>> START EXERCISE DATA

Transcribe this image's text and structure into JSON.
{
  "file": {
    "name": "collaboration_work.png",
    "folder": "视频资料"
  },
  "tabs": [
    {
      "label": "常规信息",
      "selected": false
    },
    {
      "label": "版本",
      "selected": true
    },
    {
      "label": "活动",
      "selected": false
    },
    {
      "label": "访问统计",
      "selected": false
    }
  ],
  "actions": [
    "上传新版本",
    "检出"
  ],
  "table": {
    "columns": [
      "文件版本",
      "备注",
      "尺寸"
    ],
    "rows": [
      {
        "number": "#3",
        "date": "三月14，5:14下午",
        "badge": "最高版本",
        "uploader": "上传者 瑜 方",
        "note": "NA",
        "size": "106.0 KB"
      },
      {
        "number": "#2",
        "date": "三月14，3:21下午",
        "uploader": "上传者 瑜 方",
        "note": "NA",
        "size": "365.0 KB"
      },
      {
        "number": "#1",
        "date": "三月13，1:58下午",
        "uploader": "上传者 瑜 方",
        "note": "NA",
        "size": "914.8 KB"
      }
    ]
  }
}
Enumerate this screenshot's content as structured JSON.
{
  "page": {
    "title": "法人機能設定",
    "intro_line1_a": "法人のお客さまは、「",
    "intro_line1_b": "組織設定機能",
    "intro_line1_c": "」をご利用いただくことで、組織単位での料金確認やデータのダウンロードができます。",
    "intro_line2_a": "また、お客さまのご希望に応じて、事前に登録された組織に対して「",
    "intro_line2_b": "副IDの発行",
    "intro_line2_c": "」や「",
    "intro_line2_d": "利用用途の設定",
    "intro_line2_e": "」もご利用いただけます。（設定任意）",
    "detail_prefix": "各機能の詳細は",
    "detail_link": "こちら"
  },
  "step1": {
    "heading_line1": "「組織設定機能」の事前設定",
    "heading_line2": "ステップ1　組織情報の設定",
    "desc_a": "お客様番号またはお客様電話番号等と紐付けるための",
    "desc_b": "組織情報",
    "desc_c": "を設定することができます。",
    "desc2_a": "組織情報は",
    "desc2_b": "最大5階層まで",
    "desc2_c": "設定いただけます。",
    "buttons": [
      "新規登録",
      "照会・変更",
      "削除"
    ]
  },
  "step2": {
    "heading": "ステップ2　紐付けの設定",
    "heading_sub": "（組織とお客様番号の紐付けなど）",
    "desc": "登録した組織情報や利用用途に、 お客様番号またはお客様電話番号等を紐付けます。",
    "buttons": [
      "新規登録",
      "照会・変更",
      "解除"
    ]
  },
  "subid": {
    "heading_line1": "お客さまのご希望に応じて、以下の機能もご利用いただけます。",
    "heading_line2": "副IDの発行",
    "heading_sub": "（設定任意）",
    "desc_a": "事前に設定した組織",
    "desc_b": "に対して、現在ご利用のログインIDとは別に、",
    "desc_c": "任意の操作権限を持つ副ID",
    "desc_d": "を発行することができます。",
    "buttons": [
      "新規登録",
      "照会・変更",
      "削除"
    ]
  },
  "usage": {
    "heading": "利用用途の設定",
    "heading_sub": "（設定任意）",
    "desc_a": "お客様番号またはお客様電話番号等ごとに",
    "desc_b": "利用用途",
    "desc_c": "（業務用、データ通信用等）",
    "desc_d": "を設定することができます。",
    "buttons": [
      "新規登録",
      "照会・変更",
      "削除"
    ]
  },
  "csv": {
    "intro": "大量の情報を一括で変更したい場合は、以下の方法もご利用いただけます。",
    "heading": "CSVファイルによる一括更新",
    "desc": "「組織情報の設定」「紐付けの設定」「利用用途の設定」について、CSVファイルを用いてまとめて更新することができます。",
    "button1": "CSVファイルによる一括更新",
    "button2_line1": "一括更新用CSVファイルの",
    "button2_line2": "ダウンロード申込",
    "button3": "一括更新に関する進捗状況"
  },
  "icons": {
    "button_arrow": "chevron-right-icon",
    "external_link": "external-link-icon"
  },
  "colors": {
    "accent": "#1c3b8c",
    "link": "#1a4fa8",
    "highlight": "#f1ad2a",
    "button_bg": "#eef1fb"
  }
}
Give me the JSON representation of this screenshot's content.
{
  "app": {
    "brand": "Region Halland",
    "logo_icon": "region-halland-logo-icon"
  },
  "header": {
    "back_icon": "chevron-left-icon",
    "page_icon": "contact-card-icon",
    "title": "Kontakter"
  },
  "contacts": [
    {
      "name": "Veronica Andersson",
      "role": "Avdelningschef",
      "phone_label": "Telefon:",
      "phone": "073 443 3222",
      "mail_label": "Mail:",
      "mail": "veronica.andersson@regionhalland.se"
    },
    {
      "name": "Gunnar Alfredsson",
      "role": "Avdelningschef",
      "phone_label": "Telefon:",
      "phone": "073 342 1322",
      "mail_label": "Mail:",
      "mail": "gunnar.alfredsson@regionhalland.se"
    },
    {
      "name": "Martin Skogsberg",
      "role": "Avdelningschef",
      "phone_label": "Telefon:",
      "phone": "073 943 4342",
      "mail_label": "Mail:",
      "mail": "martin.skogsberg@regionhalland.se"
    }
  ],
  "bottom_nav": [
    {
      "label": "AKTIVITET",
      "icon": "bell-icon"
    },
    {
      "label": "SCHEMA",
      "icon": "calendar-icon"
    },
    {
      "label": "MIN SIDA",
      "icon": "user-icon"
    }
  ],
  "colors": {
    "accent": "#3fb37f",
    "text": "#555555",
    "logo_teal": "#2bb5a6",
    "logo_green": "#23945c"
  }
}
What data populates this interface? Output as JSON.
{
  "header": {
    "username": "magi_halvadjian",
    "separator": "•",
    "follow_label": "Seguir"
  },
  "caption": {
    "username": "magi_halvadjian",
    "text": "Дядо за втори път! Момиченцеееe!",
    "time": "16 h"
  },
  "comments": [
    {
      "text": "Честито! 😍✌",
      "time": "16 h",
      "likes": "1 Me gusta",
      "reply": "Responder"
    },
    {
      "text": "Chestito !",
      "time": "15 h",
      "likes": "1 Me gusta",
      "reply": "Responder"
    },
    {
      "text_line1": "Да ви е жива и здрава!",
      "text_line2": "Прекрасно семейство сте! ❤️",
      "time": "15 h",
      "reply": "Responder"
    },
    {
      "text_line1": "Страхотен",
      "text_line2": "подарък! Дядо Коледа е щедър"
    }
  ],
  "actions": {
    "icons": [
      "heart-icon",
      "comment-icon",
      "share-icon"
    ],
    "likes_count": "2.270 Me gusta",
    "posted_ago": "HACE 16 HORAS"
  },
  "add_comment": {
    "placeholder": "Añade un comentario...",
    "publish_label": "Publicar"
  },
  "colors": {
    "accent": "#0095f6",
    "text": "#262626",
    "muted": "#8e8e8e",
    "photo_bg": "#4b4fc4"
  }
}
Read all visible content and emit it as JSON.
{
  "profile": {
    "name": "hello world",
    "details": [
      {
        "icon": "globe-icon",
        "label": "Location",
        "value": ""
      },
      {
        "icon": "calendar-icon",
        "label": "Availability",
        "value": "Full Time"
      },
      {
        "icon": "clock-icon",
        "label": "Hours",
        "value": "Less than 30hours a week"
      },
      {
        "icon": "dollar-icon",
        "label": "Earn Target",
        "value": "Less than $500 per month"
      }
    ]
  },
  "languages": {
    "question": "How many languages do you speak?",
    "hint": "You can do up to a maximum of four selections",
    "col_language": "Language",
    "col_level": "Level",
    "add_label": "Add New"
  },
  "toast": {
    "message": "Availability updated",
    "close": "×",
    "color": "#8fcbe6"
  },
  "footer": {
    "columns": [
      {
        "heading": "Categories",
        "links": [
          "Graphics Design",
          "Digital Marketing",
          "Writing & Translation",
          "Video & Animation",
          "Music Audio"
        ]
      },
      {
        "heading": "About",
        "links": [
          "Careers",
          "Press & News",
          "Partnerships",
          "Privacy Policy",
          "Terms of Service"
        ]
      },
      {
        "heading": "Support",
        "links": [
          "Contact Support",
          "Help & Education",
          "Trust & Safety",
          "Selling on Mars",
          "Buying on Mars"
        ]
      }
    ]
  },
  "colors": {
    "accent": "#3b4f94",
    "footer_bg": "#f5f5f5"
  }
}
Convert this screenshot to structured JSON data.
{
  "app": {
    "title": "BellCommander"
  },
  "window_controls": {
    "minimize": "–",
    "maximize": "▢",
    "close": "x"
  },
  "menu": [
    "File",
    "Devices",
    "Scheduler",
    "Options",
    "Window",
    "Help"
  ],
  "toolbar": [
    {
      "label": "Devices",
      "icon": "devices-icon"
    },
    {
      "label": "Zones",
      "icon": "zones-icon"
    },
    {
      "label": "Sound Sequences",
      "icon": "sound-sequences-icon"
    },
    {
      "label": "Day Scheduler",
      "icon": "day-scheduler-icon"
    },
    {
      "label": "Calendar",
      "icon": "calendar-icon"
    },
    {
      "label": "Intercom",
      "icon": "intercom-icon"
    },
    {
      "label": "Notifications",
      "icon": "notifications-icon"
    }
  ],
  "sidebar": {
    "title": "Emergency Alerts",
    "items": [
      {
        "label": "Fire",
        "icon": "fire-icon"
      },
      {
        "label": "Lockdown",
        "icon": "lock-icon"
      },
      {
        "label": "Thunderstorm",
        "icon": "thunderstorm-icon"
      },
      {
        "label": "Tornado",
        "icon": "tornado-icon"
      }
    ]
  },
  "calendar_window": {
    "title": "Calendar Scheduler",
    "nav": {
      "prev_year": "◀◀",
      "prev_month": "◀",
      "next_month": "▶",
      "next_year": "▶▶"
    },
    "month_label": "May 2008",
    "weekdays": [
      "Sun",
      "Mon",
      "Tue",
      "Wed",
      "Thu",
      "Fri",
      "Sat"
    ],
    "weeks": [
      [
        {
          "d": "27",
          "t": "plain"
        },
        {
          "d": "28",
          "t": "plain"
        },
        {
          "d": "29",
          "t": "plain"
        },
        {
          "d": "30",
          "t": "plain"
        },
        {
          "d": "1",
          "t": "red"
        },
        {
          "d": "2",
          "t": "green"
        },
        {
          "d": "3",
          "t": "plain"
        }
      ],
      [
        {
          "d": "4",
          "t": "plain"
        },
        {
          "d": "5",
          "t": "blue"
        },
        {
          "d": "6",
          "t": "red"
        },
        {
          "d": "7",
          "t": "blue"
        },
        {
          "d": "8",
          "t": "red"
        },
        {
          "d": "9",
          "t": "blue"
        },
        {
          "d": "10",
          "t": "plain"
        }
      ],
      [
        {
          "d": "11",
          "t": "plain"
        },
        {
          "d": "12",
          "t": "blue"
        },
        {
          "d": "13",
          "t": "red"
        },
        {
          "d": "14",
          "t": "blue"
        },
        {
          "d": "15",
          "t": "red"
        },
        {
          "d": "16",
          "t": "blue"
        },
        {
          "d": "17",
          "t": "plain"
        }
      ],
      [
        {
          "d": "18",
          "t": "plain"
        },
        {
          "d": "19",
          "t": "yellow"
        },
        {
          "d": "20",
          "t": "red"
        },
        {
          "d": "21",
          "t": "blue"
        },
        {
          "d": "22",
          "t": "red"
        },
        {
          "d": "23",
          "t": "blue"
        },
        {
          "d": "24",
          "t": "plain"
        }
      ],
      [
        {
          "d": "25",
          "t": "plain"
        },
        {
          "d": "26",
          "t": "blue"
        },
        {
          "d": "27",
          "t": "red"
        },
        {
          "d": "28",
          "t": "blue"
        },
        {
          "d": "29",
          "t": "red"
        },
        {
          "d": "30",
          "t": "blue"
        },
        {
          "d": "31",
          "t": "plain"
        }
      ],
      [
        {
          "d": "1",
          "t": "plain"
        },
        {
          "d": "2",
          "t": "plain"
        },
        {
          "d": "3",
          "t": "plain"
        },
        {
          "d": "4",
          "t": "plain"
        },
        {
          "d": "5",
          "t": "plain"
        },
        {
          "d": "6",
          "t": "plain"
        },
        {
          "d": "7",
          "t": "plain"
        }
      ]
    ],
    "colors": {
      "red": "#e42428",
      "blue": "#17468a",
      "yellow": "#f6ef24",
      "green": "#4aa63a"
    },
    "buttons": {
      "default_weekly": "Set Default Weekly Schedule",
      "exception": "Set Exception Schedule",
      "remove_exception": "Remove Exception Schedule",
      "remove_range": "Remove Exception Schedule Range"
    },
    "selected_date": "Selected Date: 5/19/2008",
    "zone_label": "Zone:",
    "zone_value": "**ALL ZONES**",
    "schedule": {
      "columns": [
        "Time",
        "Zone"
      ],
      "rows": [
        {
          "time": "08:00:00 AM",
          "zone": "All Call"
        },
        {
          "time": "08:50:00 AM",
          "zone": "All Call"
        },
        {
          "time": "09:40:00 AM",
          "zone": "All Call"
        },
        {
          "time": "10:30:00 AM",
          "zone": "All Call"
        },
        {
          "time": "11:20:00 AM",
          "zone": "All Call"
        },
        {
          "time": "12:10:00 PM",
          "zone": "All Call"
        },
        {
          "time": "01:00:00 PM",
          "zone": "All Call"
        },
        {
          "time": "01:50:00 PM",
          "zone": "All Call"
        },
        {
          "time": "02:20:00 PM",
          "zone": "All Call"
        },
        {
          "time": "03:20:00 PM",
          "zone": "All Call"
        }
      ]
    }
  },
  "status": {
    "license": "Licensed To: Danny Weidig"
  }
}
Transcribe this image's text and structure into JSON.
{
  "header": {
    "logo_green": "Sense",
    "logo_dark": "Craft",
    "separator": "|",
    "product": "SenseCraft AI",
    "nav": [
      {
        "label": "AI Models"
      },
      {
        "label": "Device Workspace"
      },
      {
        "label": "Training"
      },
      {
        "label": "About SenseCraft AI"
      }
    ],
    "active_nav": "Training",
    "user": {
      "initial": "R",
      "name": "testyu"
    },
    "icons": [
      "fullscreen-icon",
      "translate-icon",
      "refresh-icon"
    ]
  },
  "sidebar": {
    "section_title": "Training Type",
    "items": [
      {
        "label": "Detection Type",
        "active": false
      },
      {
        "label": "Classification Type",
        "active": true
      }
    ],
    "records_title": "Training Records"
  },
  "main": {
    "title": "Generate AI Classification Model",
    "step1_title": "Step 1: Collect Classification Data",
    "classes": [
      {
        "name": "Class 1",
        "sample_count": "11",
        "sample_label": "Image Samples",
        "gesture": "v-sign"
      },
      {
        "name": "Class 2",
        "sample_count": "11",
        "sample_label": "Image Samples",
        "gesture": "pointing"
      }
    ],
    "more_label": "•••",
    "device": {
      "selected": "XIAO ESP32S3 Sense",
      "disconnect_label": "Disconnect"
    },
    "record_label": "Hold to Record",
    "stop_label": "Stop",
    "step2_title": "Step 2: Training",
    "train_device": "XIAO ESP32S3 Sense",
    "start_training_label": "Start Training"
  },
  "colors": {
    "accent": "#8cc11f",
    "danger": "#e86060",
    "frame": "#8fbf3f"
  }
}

>> END EXERCISE DATA

In the lines above, find each one with "accent" and list it.

TASK ANSWER:
    "accent": "#1c3b8c",
    "accent": "#3fb37f",
    "accent": "#0095f6",
    "accent": "#3b4f94",
    "accent": "#8cc11f",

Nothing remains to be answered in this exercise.